> [WHAT THE TASK REQUIRES]: Pick out every line with the word "trough" and copy it.

> [ENTRIES PROVIDED]:
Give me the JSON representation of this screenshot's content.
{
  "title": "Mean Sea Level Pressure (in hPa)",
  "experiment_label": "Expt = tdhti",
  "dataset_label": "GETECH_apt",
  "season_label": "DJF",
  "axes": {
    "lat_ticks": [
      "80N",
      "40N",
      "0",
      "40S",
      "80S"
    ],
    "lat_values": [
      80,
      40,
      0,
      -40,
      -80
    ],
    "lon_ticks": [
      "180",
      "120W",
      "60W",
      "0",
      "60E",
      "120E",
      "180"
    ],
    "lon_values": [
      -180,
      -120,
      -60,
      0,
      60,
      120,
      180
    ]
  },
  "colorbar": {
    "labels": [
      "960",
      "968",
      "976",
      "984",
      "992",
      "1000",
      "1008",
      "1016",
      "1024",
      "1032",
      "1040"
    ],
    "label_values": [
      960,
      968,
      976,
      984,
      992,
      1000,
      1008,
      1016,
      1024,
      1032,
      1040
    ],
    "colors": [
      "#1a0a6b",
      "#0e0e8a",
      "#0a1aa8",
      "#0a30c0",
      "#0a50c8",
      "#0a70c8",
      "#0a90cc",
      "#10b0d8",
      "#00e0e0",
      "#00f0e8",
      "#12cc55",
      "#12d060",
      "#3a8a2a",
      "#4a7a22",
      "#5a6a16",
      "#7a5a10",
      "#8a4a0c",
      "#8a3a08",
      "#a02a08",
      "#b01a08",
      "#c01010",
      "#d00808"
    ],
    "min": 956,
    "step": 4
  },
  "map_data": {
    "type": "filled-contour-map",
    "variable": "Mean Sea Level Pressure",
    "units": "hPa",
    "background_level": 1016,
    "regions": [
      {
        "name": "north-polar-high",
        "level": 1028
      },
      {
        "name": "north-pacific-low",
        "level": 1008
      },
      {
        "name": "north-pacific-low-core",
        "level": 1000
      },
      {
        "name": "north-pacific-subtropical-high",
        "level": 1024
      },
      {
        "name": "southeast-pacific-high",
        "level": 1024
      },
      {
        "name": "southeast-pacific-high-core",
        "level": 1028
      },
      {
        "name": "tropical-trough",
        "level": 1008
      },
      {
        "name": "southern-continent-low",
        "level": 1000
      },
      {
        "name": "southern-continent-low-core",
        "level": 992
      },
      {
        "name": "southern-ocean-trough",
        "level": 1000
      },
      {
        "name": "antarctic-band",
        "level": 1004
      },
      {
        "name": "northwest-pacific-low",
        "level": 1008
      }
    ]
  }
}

> [REPLY TO THE TASK]:
        "name": "tropical-trough",
        "name": "southern-ocean-trough",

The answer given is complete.